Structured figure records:
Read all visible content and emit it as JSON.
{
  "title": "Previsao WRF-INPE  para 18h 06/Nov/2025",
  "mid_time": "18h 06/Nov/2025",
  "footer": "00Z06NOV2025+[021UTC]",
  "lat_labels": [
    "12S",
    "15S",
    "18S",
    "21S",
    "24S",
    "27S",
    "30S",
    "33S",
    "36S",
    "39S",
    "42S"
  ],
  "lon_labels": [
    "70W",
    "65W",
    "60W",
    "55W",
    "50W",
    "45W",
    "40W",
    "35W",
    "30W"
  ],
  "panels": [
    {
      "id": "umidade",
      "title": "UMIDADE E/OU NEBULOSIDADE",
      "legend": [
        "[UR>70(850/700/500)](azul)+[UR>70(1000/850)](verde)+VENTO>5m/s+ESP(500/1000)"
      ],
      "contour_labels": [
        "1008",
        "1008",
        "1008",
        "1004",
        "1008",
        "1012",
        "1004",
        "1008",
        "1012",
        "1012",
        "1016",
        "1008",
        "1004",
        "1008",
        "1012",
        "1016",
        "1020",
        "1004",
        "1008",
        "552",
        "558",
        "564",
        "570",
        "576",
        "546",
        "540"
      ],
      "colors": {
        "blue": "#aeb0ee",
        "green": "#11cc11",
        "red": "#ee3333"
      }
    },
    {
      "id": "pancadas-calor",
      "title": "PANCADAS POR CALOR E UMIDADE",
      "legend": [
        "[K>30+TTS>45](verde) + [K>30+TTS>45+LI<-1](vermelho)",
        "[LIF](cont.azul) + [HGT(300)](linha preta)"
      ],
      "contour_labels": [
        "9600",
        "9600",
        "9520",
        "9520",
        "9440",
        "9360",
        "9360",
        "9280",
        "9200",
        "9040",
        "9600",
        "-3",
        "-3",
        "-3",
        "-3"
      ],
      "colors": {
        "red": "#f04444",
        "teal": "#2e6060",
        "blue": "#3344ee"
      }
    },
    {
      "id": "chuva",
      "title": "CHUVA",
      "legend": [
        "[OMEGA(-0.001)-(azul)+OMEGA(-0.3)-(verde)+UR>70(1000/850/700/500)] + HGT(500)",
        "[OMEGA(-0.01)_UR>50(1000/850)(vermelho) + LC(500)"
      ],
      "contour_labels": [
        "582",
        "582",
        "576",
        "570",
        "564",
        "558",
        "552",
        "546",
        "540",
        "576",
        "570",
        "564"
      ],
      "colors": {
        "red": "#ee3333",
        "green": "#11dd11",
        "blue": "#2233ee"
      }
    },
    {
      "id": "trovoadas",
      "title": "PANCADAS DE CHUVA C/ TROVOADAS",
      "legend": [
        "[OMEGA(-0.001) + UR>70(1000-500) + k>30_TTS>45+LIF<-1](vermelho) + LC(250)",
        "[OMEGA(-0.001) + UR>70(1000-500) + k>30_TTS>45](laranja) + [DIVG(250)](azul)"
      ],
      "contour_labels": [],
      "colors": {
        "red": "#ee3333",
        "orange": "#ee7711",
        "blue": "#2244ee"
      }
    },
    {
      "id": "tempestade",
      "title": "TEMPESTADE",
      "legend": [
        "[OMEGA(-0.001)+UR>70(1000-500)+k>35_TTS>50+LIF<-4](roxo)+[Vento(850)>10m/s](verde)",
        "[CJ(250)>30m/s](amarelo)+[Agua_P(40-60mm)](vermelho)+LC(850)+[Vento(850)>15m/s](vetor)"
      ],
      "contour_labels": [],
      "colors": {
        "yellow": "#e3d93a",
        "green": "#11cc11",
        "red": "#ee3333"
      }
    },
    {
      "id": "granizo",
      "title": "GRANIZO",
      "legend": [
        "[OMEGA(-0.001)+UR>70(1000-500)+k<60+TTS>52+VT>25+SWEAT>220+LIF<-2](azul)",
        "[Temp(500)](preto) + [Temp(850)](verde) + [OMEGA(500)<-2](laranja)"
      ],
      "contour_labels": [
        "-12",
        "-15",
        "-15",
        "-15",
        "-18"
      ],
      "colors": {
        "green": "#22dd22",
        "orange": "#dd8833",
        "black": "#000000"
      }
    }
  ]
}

> [Challenge]
Each line holding "green" must be found and copied.

> [Solution to this task]
        "green": "#11cc11",
        "green": "#11dd11",
        "green": "#11cc11",
        "green": "#22dd22",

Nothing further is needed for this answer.